▶ To do
Scan the entries line by line and return those with "honungsbin".

☆ ☆ ☆

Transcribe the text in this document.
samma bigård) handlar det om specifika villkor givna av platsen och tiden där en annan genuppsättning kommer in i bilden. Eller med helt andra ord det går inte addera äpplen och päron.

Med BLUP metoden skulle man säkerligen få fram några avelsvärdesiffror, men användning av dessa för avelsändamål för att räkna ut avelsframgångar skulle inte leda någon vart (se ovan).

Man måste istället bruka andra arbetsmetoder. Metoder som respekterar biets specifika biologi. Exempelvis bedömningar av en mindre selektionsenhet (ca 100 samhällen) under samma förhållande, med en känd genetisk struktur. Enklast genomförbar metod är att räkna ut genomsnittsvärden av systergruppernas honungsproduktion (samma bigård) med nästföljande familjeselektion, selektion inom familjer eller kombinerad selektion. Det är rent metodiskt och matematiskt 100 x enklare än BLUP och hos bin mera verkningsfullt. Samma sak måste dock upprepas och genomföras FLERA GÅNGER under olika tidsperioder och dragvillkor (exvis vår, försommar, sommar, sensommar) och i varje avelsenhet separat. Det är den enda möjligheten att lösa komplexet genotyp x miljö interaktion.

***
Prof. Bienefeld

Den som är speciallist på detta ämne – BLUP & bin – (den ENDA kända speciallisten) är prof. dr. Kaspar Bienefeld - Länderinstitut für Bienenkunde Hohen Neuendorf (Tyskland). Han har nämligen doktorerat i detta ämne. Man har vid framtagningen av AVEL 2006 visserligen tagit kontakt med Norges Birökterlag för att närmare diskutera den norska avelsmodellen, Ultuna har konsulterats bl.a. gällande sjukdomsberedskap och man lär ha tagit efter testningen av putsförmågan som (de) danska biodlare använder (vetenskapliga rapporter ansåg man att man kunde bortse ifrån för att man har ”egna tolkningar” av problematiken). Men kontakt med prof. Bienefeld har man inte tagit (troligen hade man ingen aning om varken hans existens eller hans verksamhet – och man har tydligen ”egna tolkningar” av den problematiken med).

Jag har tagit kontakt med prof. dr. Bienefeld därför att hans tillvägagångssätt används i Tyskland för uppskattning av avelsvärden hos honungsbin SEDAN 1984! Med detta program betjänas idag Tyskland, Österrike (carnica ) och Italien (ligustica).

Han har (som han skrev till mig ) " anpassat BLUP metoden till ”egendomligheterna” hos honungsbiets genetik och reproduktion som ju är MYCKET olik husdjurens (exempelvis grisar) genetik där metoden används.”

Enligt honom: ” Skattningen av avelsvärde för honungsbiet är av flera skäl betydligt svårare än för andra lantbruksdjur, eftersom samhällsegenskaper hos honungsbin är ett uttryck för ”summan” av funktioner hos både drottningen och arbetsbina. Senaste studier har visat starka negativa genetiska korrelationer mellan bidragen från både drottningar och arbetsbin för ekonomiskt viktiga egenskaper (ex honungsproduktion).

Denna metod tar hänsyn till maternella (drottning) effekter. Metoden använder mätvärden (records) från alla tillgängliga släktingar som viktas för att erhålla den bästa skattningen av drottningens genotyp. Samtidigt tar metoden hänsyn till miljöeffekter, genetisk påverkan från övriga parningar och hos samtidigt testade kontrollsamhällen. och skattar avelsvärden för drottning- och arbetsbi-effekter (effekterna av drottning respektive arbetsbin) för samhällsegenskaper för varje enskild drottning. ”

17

☆ ☆ ☆

▶ Result for this exercise
Jag har tagit kontakt med prof. dr. Bienefeld därför att hans tillvägagångssätt används i Tyskland för uppskattning av avelsvärden hos honungsbin SEDAN 1984! Med detta program betjänas idag Tyskland, Österrike (carnica ) och Italien (ligustica).
Enligt honom: ” Skattningen av avelsvärde för honungsbiet är av flera skäl betydligt svårare än för andra lantbruksdjur, eftersom samhällsegenskaper hos honungsbin är ett uttryck för ”summan” av funktioner hos både drottningen och arbetsbina. Senaste studier har visat starka negativa genetiska korrelationer mellan bidragen från både drottningar och arbetsbin för ekonomiskt viktiga egenskaper (ex honungsproduktion).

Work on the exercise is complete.